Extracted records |
---+---

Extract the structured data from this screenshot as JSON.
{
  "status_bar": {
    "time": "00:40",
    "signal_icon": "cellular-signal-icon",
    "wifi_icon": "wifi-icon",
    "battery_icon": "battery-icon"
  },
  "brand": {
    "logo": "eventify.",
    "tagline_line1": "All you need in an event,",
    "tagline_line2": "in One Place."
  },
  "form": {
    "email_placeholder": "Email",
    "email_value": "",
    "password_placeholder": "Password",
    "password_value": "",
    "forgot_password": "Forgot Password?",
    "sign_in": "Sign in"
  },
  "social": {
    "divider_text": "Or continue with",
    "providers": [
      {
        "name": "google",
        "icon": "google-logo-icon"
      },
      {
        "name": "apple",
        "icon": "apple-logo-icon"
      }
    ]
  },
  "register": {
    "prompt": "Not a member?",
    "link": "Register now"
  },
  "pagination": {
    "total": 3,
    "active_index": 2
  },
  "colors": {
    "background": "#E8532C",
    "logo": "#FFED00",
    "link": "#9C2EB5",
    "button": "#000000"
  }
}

---+---

Do this |
Transcribe the entire listing above precisely.

Expected answer |
Extract the structured data from this screenshot as JSON.
{
  "status_bar": {
    "time": "00:40",
    "signal_icon": "cellular-signal-icon",
    "wifi_icon": "wifi-icon",
    "battery_icon": "battery-icon"
  },
  "brand": {
    "logo": "eventify.",
    "tagline_line1": "All you need in an event,",
    "tagline_line2": "in One Place."
  },
  "form": {
    "email_placeholder": "Email",
    "email_value": "",
    "password_placeholder": "Password",
    "password_value": "",
    "forgot_password": "Forgot Password?",
    "sign_in": "Sign in"
  },
  "social": {
    "divider_text": "Or continue with",
    "providers": [
      {
        "name": "google",
        "icon": "google-logo-icon"
      },
      {
        "name": "apple",
        "icon": "apple-logo-icon"
      }
    ]
  },
  "register": {
    "prompt": "Not a member?",
    "link": "Register now"
  },
  "pagination": {
    "total": 3,
    "active_index": 2
  },
  "colors": {
    "background": "#E8532C",
    "logo": "#FFED00",
    "link": "#9C2EB5",
    "button": "#000000"
  }
}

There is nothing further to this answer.